[start of Task data]
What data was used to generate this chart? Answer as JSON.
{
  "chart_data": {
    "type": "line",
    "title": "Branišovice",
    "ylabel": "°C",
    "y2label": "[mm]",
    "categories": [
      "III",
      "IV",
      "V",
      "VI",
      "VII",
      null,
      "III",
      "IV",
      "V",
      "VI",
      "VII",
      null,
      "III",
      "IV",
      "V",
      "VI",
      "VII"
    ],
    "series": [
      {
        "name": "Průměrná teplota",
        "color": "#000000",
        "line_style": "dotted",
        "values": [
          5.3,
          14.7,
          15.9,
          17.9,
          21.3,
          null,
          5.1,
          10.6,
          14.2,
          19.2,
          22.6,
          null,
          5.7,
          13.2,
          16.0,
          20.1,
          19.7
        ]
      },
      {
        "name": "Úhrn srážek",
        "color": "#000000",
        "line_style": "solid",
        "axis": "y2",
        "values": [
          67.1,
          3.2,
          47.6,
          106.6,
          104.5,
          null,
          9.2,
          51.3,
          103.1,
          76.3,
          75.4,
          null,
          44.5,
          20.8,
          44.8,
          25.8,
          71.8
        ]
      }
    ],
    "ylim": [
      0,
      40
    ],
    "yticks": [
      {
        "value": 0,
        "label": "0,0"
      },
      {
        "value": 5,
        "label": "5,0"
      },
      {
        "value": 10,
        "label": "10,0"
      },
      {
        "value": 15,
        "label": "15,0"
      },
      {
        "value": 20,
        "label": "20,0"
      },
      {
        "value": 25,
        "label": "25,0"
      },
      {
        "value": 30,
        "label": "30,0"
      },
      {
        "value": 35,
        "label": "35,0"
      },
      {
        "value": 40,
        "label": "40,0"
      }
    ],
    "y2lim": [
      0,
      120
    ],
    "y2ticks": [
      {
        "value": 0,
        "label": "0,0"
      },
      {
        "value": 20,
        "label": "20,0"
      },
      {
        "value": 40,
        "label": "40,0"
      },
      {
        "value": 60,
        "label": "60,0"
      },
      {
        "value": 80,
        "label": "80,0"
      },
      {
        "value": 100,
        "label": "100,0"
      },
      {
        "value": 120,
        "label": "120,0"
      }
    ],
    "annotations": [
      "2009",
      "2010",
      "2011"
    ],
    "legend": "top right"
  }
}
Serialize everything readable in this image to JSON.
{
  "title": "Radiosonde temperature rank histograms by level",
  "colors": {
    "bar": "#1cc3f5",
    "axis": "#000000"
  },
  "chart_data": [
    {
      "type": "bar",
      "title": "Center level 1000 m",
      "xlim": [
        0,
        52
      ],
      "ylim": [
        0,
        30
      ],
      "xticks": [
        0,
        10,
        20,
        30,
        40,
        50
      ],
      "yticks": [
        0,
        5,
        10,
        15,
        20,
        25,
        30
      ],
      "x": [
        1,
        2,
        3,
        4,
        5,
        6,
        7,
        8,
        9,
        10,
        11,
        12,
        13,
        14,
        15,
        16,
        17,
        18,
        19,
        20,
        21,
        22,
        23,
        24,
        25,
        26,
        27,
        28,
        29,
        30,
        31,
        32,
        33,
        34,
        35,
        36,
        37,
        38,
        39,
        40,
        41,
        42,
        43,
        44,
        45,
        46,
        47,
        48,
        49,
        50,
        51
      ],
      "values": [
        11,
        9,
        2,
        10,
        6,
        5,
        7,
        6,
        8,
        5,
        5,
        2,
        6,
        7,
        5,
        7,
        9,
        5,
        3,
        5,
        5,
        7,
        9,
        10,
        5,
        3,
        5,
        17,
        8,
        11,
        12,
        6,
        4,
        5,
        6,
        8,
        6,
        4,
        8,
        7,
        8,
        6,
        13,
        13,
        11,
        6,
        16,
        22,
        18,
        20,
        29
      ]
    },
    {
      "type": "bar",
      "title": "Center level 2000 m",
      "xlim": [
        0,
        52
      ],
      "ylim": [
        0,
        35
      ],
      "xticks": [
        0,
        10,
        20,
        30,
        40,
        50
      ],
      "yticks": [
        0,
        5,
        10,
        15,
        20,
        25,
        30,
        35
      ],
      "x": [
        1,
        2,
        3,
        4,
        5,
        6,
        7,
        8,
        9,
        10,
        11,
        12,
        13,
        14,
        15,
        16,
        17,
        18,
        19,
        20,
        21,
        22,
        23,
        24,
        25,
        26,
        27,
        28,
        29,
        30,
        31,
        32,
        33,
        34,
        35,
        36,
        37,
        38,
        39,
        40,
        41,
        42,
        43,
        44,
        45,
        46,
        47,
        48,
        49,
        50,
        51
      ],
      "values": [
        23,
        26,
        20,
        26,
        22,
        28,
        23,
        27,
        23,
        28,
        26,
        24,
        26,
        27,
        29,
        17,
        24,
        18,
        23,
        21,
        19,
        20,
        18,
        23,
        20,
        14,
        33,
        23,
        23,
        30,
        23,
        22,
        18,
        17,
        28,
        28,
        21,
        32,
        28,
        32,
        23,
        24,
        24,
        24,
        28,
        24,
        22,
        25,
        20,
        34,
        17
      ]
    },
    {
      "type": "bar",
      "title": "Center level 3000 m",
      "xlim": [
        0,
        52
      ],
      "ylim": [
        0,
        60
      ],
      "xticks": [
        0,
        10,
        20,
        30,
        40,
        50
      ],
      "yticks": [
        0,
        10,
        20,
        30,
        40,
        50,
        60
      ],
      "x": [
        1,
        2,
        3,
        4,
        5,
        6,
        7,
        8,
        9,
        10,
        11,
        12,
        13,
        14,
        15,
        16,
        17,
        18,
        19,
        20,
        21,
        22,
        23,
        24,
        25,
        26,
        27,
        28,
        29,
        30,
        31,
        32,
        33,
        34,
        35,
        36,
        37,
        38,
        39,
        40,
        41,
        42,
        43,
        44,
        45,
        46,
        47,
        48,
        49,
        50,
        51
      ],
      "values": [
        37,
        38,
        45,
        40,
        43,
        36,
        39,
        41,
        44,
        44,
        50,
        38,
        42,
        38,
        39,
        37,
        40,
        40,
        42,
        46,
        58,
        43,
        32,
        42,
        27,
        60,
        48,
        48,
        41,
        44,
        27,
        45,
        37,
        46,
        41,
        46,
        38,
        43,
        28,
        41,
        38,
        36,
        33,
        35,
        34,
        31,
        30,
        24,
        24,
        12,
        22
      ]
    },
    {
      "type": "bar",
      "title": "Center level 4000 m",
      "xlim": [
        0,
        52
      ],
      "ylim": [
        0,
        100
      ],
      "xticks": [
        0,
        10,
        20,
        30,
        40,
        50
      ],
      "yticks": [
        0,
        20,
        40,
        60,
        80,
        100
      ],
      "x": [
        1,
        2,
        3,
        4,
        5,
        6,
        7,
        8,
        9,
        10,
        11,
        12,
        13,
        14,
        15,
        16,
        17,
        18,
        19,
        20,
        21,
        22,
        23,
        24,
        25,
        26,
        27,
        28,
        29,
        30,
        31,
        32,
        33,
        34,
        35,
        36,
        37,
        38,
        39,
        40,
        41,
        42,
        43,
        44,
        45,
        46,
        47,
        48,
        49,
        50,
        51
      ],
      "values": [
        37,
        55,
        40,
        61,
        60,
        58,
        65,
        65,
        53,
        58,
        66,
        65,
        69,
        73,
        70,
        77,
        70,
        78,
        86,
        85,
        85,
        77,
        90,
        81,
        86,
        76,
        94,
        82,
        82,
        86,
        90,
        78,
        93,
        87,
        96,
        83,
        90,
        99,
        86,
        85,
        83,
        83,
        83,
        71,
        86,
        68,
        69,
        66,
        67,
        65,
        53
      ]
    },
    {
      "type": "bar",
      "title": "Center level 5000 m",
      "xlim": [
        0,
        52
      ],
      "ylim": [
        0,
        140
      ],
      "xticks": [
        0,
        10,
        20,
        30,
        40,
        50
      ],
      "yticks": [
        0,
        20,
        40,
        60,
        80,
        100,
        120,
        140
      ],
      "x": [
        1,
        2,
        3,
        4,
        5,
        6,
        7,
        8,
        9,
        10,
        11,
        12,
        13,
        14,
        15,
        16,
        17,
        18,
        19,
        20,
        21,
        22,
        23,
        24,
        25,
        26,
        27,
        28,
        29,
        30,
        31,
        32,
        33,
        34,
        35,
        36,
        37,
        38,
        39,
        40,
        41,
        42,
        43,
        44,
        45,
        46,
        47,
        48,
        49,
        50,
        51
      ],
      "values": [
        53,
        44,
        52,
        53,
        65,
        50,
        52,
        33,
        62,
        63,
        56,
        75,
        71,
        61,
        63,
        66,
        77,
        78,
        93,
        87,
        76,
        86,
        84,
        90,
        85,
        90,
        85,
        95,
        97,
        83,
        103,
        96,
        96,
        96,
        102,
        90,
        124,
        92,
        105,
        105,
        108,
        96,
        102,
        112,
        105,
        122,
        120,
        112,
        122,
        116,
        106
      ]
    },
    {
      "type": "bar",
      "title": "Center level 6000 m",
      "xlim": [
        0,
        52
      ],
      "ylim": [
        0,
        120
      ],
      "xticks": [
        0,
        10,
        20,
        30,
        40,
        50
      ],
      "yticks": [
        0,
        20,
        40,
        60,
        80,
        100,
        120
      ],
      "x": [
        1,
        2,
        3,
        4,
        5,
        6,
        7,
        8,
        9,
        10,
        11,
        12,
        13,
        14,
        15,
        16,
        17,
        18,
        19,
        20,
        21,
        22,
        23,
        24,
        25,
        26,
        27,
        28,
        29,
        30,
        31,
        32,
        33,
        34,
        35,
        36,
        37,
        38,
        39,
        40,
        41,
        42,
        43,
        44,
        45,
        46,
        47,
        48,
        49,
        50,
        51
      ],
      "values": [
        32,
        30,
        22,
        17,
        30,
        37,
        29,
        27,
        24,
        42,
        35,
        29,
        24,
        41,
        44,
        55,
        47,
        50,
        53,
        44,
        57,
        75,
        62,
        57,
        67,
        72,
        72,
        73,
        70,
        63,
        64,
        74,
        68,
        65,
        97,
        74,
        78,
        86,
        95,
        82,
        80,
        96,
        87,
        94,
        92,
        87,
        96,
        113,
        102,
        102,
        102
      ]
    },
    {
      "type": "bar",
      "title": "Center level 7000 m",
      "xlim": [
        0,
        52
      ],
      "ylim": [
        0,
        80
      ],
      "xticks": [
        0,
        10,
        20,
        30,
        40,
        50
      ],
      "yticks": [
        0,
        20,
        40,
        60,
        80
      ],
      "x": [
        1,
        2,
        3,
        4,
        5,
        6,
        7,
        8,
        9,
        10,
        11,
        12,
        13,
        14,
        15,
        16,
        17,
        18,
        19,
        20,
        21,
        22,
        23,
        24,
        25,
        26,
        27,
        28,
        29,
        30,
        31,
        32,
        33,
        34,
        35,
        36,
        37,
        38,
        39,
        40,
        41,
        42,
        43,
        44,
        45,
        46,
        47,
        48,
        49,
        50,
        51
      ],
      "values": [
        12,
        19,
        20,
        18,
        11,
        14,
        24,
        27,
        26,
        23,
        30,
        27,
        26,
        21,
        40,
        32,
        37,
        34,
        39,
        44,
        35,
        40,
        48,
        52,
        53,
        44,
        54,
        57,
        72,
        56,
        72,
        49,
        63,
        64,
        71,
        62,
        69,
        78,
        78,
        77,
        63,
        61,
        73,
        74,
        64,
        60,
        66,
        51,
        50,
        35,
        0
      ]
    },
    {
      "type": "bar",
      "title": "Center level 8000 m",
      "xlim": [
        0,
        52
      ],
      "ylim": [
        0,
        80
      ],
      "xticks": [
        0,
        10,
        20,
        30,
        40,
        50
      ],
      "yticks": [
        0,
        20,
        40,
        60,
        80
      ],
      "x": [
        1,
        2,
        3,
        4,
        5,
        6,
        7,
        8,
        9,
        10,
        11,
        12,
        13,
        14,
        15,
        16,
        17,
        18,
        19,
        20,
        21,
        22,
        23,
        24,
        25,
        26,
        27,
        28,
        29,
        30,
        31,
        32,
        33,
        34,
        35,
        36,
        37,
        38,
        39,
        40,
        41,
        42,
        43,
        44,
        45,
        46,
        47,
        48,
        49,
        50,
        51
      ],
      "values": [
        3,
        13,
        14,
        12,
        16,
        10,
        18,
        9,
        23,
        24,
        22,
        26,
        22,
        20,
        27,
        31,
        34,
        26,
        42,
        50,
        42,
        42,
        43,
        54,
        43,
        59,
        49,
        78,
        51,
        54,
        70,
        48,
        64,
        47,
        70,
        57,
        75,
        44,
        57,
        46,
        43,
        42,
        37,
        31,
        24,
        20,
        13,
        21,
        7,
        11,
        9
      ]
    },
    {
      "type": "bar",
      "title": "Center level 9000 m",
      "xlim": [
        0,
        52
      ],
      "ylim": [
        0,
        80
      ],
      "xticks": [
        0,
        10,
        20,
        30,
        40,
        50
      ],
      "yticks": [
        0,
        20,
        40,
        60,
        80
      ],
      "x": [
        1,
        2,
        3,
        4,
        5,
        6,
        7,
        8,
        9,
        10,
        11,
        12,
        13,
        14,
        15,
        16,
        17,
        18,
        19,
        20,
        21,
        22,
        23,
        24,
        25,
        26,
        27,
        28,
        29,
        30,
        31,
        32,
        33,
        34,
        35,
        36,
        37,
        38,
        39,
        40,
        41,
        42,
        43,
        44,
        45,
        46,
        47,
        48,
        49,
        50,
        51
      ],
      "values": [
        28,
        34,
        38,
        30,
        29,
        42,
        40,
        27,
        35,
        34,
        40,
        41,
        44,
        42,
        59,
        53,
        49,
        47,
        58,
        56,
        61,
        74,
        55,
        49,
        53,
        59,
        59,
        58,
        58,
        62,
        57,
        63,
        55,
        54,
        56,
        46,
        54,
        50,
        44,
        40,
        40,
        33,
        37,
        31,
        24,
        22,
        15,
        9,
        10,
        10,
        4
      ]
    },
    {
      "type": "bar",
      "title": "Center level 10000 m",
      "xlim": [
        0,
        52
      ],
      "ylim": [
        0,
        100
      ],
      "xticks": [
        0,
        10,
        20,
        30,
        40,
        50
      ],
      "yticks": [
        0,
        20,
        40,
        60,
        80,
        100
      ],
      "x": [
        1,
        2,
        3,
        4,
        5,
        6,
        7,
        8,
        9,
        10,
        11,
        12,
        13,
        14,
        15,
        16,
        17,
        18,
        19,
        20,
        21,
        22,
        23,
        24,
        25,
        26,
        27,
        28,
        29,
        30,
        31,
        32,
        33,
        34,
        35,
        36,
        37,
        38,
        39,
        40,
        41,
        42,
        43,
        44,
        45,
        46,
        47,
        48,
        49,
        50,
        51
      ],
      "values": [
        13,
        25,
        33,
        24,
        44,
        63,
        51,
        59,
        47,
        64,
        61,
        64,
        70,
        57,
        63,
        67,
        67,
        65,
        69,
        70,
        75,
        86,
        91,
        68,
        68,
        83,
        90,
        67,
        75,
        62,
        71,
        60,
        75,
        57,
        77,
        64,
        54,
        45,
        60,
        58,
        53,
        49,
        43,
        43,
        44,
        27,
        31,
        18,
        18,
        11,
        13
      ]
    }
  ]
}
[end of Task data]
## Required work
Show, from the listing above, each line that contains the word "this".

## Completed task
What data was used to generate this chart? Answer as JSON.
Serialize everything readable in this image to JSON.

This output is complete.